# DATA TO PROCESS start
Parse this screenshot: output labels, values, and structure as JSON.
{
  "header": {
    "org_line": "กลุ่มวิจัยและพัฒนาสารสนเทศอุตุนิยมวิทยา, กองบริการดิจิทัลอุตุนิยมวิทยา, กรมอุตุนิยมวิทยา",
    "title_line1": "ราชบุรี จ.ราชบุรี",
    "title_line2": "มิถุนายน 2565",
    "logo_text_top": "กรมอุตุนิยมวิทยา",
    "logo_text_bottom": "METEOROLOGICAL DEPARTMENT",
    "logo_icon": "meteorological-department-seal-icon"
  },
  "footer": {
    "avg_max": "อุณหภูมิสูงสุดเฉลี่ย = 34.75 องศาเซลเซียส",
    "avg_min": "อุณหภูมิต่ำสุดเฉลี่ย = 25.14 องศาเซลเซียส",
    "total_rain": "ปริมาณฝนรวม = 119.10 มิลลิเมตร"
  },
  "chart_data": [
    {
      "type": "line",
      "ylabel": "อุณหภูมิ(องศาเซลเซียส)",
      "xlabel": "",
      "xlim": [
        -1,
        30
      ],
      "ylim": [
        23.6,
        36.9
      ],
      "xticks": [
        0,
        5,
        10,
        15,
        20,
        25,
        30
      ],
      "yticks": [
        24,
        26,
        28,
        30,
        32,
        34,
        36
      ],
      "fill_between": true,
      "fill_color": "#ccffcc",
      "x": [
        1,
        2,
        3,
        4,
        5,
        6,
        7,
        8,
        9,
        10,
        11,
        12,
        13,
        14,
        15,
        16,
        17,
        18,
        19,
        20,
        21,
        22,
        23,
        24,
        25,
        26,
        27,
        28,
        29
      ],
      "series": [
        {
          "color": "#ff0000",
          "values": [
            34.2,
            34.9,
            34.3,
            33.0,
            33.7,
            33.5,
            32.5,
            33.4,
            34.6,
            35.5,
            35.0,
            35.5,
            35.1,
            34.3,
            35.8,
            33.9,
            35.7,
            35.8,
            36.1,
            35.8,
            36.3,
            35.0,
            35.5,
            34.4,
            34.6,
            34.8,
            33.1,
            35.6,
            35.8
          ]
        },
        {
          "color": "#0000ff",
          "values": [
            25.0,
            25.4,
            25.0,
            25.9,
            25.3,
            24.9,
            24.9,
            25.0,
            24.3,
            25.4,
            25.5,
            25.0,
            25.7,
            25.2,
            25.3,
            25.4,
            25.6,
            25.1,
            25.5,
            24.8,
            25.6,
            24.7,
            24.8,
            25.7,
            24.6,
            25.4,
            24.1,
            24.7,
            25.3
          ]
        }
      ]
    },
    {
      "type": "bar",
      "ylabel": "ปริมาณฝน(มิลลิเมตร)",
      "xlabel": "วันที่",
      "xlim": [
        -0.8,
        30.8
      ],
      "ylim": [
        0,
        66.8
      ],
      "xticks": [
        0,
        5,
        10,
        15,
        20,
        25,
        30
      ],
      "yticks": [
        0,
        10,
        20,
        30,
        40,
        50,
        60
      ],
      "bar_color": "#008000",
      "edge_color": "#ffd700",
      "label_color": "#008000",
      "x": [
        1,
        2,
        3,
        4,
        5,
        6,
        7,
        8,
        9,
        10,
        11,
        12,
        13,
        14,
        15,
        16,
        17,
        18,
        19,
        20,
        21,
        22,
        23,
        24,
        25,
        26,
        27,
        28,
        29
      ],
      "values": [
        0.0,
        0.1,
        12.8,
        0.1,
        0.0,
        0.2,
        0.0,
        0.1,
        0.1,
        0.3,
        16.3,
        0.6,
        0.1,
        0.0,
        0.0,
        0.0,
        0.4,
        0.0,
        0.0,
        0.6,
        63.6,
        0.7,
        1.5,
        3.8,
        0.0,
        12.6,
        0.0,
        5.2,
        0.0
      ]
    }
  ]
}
# DATA TO PROCESS end
GOAL –
Write out all of the records once more, exactly.

IN RESPONSE –
Parse this screenshot: output labels, values, and structure as JSON.
{
  "header": {
    "org_line": "กลุ่มวิจัยและพัฒนาสารสนเทศอุตุนิยมวิทยา, กองบริการดิจิทัลอุตุนิยมวิทยา, กรมอุตุนิยมวิทยา",
    "title_line1": "ราชบุรี จ.ราชบุรี",
    "title_line2": "มิถุนายน 2565",
    "logo_text_top": "กรมอุตุนิยมวิทยา",
    "logo_text_bottom": "METEOROLOGICAL DEPARTMENT",
    "logo_icon": "meteorological-department-seal-icon"
  },
  "footer": {
    "avg_max": "อุณหภูมิสูงสุดเฉลี่ย = 34.75 องศาเซลเซียส",
    "avg_min": "อุณหภูมิต่ำสุดเฉลี่ย = 25.14 องศาเซลเซียส",
    "total_rain": "ปริมาณฝนรวม = 119.10 มิลลิเมตร"
  },
  "chart_data": [
    {
      "type": "line",
      "ylabel": "อุณหภูมิ(องศาเซลเซียส)",
      "xlabel": "",
      "xlim": [
        -1,
        30
      ],
      "ylim": [
        23.6,
        36.9
      ],
      "xticks": [
        0,
        5,
        10,
        15,
        20,
        25,
        30
      ],
      "yticks": [
        24,
        26,
        28,
        30,
        32,
        34,
        36
      ],
      "fill_between": true,
      "fill_color": "#ccffcc",
      "x": [
        1,
        2,
        3,
        4,
        5,
        6,
        7,
        8,
        9,
        10,
        11,
        12,
        13,
        14,
        15,
        16,
        17,
        18,
        19,
        20,
        21,
        22,
        23,
        24,
        25,
        26,
        27,
        28,
        29
      ],
      "series": [
        {
          "color": "#ff0000",
          "values": [
            34.2,
            34.9,
            34.3,
            33.0,
            33.7,
            33.5,
            32.5,
            33.4,
            34.6,
            35.5,
            35.0,
            35.5,
            35.1,
            34.3,
            35.8,
            33.9,
            35.7,
            35.8,
            36.1,
            35.8,
            36.3,
            35.0,
            35.5,
            34.4,
            34.6,
            34.8,
            33.1,
            35.6,
            35.8
          ]
        },
        {
          "color": "#0000ff",
          "values": [
            25.0,
            25.4,
            25.0,
            25.9,
            25.3,
            24.9,
            24.9,
            25.0,
            24.3,
            25.4,
            25.5,
            25.0,
            25.7,
            25.2,
            25.3,
            25.4,
            25.6,
            25.1,
            25.5,
            24.8,
            25.6,
            24.7,
            24.8,
            25.7,
            24.6,
            25.4,
            24.1,
            24.7,
            25.3
          ]
        }
      ]
    },
    {
      "type": "bar",
      "ylabel": "ปริมาณฝน(มิลลิเมตร)",
      "xlabel": "วันที่",
      "xlim": [
        -0.8,
        30.8
      ],
      "ylim": [
        0,
        66.8
      ],
      "xticks": [
        0,
        5,
        10,
        15,
        20,
        25,
        30
      ],
      "yticks": [
        0,
        10,
        20,
        30,
        40,
        50,
        60
      ],
      "bar_color": "#008000",
      "edge_color": "#ffd700",
      "label_color": "#008000",
      "x": [
        1,
        2,
        3,
        4,
        5,
        6,
        7,
        8,
        9,
        10,
        11,
        12,
        13,
        14,
        15,
        16,
        17,
        18,
        19,
        20,
        21,
        22,
        23,
        24,
        25,
        26,
        27,
        28,
        29
      ],
      "values": [
        0.0,
        0.1,
        12.8,
        0.1,
        0.0,
        0.2,
        0.0,
        0.1,
        0.1,
        0.3,
        16.3,
        0.6,
        0.1,
        0.0,
        0.0,
        0.0,
        0.4,
        0.0,
        0.0,
        0.6,
        63.6,
        0.7,
        1.5,
        3.8,
        0.0,
        12.6,
        0.0,
        5.2,
        0.0
      ]
    }
  ]
}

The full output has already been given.